[PROBLEM DETAILS]:
Your task is to restate the data word for word.

[Excerpt from a dataset]
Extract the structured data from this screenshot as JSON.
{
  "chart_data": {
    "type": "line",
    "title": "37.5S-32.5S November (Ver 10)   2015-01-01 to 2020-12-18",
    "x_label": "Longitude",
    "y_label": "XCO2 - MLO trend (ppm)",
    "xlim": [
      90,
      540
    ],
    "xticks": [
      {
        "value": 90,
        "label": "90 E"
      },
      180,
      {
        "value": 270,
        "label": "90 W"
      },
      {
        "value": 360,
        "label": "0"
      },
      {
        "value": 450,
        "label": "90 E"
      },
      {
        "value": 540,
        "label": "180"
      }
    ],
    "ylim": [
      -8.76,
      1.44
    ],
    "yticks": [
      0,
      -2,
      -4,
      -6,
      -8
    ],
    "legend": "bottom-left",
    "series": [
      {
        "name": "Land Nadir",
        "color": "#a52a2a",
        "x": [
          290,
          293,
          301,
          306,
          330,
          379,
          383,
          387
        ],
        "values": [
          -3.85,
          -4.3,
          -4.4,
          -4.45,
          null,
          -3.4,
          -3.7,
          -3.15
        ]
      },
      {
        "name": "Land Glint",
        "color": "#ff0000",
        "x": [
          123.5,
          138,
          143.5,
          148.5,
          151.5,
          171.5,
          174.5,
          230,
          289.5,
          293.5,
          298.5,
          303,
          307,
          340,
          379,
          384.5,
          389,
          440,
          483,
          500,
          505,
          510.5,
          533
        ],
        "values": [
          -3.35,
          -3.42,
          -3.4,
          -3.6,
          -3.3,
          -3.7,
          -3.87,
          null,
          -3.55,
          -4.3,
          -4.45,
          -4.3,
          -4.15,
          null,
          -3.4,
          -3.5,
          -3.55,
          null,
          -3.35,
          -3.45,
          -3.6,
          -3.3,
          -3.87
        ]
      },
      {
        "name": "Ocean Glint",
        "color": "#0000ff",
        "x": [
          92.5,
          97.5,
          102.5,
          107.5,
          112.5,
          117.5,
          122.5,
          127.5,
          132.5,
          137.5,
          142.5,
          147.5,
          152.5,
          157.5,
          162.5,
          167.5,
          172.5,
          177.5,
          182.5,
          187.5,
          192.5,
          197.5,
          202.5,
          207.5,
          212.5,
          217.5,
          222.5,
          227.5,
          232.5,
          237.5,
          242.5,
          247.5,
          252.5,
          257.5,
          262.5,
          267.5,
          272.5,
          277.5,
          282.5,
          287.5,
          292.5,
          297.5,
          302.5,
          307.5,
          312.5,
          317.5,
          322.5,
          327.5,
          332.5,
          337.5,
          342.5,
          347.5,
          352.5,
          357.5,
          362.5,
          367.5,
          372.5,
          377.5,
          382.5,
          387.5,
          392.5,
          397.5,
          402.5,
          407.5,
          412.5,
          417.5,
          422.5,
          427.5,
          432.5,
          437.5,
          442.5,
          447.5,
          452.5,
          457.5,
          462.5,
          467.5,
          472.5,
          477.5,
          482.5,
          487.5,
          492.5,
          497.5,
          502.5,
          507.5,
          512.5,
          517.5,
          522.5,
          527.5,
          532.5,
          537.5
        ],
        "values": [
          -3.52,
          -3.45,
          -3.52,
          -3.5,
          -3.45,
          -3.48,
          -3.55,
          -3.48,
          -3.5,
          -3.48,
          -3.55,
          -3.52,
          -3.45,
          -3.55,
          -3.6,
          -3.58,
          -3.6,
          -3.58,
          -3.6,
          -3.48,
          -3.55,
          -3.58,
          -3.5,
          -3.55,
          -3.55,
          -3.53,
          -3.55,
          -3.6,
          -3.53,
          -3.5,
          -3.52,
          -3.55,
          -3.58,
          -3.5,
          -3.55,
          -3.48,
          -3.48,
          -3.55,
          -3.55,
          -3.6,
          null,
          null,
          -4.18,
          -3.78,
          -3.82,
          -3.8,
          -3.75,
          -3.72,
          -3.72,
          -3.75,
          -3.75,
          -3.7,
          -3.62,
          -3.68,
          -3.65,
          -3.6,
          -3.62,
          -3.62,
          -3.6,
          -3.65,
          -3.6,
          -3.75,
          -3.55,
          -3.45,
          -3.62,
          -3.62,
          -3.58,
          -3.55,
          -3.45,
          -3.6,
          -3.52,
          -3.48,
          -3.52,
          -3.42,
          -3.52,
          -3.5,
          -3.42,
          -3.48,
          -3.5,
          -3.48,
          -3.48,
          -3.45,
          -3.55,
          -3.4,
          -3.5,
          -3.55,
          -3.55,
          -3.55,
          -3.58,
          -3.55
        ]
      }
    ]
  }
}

[SOLUTION TO THE PROBLEM]:
Extract the structured data from this screenshot as JSON.
{
  "chart_data": {
    "type": "line",
    "title": "37.5S-32.5S November (Ver 10)   2015-01-01 to 2020-12-18",
    "x_label": "Longitude",
    "y_label": "XCO2 - MLO trend (ppm)",
    "xlim": [
      90,
      540
    ],
    "xticks": [
      {
        "value": 90,
        "label": "90 E"
      },
      180,
      {
        "value": 270,
        "label": "90 W"
      },
      {
        "value": 360,
        "label": "0"
      },
      {
        "value": 450,
        "label": "90 E"
      },
      {
        "value": 540,
        "label": "180"
      }
    ],
    "ylim": [
      -8.76,
      1.44
    ],
    "yticks": [
      0,
      -2,
      -4,
      -6,
      -8
    ],
    "legend": "bottom-left",
    "series": [
      {
        "name": "Land Nadir",
        "color": "#a52a2a",
        "x": [
          290,
          293,
          301,
          306,
          330,
          379,
          383,
          387
        ],
        "values": [
          -3.85,
          -4.3,
          -4.4,
          -4.45,
          null,
          -3.4,
          -3.7,
          -3.15
        ]
      },
      {
        "name": "Land Glint",
        "color": "#ff0000",
        "x": [
          123.5,
          138,
          143.5,
          148.5,
          151.5,
          171.5,
          174.5,
          230,
          289.5,
          293.5,
          298.5,
          303,
          307,
          340,
          379,
          384.5,
          389,
          440,
          483,
          500,
          505,
          510.5,
          533
        ],
        "values": [
          -3.35,
          -3.42,
          -3.4,
          -3.6,
          -3.3,
          -3.7,
          -3.87,
          null,
          -3.55,
          -4.3,
          -4.45,
          -4.3,
          -4.15,
          null,
          -3.4,
          -3.5,
          -3.55,
          null,
          -3.35,
          -3.45,
          -3.6,
          -3.3,
          -3.87
        ]
      },
      {
        "name": "Ocean Glint",
        "color": "#0000ff",
        "x": [
          92.5,
          97.5,
          102.5,
          107.5,
          112.5,
          117.5,
          122.5,
          127.5,
          132.5,
          137.5,
          142.5,
          147.5,
          152.5,
          157.5,
          162.5,
          167.5,
          172.5,
          177.5,
          182.5,
          187.5,
          192.5,
          197.5,
          202.5,
          207.5,
          212.5,
          217.5,
          222.5,
          227.5,
          232.5,
          237.5,
          242.5,
          247.5,
          252.5,
          257.5,
          262.5,
          267.5,
          272.5,
          277.5,
          282.5,
          287.5,
          292.5,
          297.5,
          302.5,
          307.5,
          312.5,
          317.5,
          322.5,
          327.5,
          332.5,
          337.5,
          342.5,
          347.5,
          352.5,
          357.5,
          362.5,
          367.5,
          372.5,
          377.5,
          382.5,
          387.5,
          392.5,
          397.5,
          402.5,
          407.5,
          412.5,
          417.5,
          422.5,
          427.5,
          432.5,
          437.5,
          442.5,
          447.5,
          452.5,
          457.5,
          462.5,
          467.5,
          472.5,
          477.5,
          482.5,
          487.5,
          492.5,
          497.5,
          502.5,
          507.5,
          512.5,
          517.5,
          522.5,
          527.5,
          532.5,
          537.5
        ],
        "values": [
          -3.52,
          -3.45,
          -3.52,
          -3.5,
          -3.45,
          -3.48,
          -3.55,
          -3.48,
          -3.5,
          -3.48,
          -3.55,
          -3.52,
          -3.45,
          -3.55,
          -3.6,
          -3.58,
          -3.6,
          -3.58,
          -3.6,
          -3.48,
          -3.55,
          -3.58,
          -3.5,
          -3.55,
          -3.55,
          -3.53,
          -3.55,
          -3.6,
          -3.53,
          -3.5,
          -3.52,
          -3.55,
          -3.58,
          -3.5,
          -3.55,
          -3.48,
          -3.48,
          -3.55,
          -3.55,
          -3.6,
          null,
          null,
          -4.18,
          -3.78,
          -3.82,
          -3.8,
          -3.75,
          -3.72,
          -3.72,
          -3.75,
          -3.75,
          -3.7,
          -3.62,
          -3.68,
          -3.65,
          -3.6,
          -3.62,
          -3.62,
          -3.6,
          -3.65,
          -3.6,
          -3.75,
          -3.55,
          -3.45,
          -3.62,
          -3.62,
          -3.58,
          -3.55,
          -3.45,
          -3.6,
          -3.52,
          -3.48,
          -3.52,
          -3.42,
          -3.52,
          -3.5,
          -3.42,
          -3.48,
          -3.5,
          -3.48,
          -3.48,
          -3.45,
          -3.55,
          -3.4,
          -3.5,
          -3.55,
          -3.55,
          -3.55,
          -3.58,
          -3.55
        ]
      }
    ]
  }
}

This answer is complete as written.